**Requirement:**
All entries below are to be set down again, identical to the source.

**Available records:**
......

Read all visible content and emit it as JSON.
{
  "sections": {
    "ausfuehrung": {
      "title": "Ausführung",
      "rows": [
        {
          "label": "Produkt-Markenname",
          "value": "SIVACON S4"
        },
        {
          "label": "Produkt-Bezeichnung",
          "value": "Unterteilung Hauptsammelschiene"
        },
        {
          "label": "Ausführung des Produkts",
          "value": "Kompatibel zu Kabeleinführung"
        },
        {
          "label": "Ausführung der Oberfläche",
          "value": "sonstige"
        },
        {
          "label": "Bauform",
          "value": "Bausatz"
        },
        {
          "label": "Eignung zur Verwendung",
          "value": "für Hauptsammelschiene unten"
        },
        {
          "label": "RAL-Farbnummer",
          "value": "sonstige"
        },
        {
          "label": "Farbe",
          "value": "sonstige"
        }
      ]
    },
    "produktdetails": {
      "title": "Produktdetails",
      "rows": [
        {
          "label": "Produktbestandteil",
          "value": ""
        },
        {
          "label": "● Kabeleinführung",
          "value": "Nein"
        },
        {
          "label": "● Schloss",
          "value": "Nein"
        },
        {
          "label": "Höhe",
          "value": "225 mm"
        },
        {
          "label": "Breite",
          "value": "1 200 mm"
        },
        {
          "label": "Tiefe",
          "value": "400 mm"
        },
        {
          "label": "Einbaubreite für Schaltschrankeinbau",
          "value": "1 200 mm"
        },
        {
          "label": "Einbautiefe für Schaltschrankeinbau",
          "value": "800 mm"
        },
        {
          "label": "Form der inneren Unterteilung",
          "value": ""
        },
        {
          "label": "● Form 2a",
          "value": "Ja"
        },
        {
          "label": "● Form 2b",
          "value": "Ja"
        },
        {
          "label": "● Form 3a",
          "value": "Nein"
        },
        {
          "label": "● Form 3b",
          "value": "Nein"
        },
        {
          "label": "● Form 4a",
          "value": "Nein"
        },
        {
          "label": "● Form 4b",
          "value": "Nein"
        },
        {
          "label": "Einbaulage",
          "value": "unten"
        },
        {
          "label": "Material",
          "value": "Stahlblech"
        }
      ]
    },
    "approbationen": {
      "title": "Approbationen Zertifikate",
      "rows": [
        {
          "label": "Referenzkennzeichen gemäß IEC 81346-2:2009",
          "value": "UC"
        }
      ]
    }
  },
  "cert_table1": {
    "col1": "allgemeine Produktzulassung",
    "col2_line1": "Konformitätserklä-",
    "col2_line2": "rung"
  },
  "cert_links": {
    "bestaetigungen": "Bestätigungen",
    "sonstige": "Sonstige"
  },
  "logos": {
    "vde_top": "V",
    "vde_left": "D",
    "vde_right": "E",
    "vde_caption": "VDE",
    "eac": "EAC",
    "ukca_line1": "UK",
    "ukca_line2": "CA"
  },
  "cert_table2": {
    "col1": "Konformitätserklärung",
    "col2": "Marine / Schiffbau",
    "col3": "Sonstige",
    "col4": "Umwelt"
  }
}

......

**Finished answer:**
Read all visible content and emit it as JSON.
{
  "sections": {
    "ausfuehrung": {
      "title": "Ausführung",
      "rows": [
        {
          "label": "Produkt-Markenname",
          "value": "SIVACON S4"
        },
        {
          "label": "Produkt-Bezeichnung",
          "value": "Unterteilung Hauptsammelschiene"
        },
        {
          "label": "Ausführung des Produkts",
          "value": "Kompatibel zu Kabeleinführung"
        },
        {
          "label": "Ausführung der Oberfläche",
          "value": "sonstige"
        },
        {
          "label": "Bauform",
          "value": "Bausatz"
        },
        {
          "label": "Eignung zur Verwendung",
          "value": "für Hauptsammelschiene unten"
        },
        {
          "label": "RAL-Farbnummer",
          "value": "sonstige"
        },
        {
          "label": "Farbe",
          "value": "sonstige"
        }
      ]
    },
    "produktdetails": {
      "title": "Produktdetails",
      "rows": [
        {
          "label": "Produktbestandteil",
          "value": ""
        },
        {
          "label": "● Kabeleinführung",
          "value": "Nein"
        },
        {
          "label": "● Schloss",
          "value": "Nein"
        },
        {
          "label": "Höhe",
          "value": "225 mm"
        },
        {
          "label": "Breite",
          "value": "1 200 mm"
        },
        {
          "label": "Tiefe",
          "value": "400 mm"
        },
        {
          "label": "Einbaubreite für Schaltschrankeinbau",
          "value": "1 200 mm"
        },
        {
          "label": "Einbautiefe für Schaltschrankeinbau",
          "value": "800 mm"
        },
        {
          "label": "Form der inneren Unterteilung",
          "value": ""
        },
        {
          "label": "● Form 2a",
          "value": "Ja"
        },
        {
          "label": "● Form 2b",
          "value": "Ja"
        },
        {
          "label": "● Form 3a",
          "value": "Nein"
        },
        {
          "label": "● Form 3b",
          "value": "Nein"
        },
        {
          "label": "● Form 4a",
          "value": "Nein"
        },
        {
          "label": "● Form 4b",
          "value": "Nein"
        },
        {
          "label": "Einbaulage",
          "value": "unten"
        },
        {
          "label": "Material",
          "value": "Stahlblech"
        }
      ]
    },
    "approbationen": {
      "title": "Approbationen Zertifikate",
      "rows": [
        {
          "label": "Referenzkennzeichen gemäß IEC 81346-2:2009",
          "value": "UC"
        }
      ]
    }
  },
  "cert_table1": {
    "col1": "allgemeine Produktzulassung",
    "col2_line1": "Konformitätserklä-",
    "col2_line2": "rung"
  },
  "cert_links": {
    "bestaetigungen": "Bestätigungen",
    "sonstige": "Sonstige"
  },
  "logos": {
    "vde_top": "V",
    "vde_left": "D",
    "vde_right": "E",
    "vde_caption": "VDE",
    "eac": "EAC",
    "ukca_line1": "UK",
    "ukca_line2": "CA"
  },
  "cert_table2": {
    "col1": "Konformitätserklärung",
    "col2": "Marine / Schiffbau",
    "col3": "Sonstige",
    "col4": "Umwelt"
  }
}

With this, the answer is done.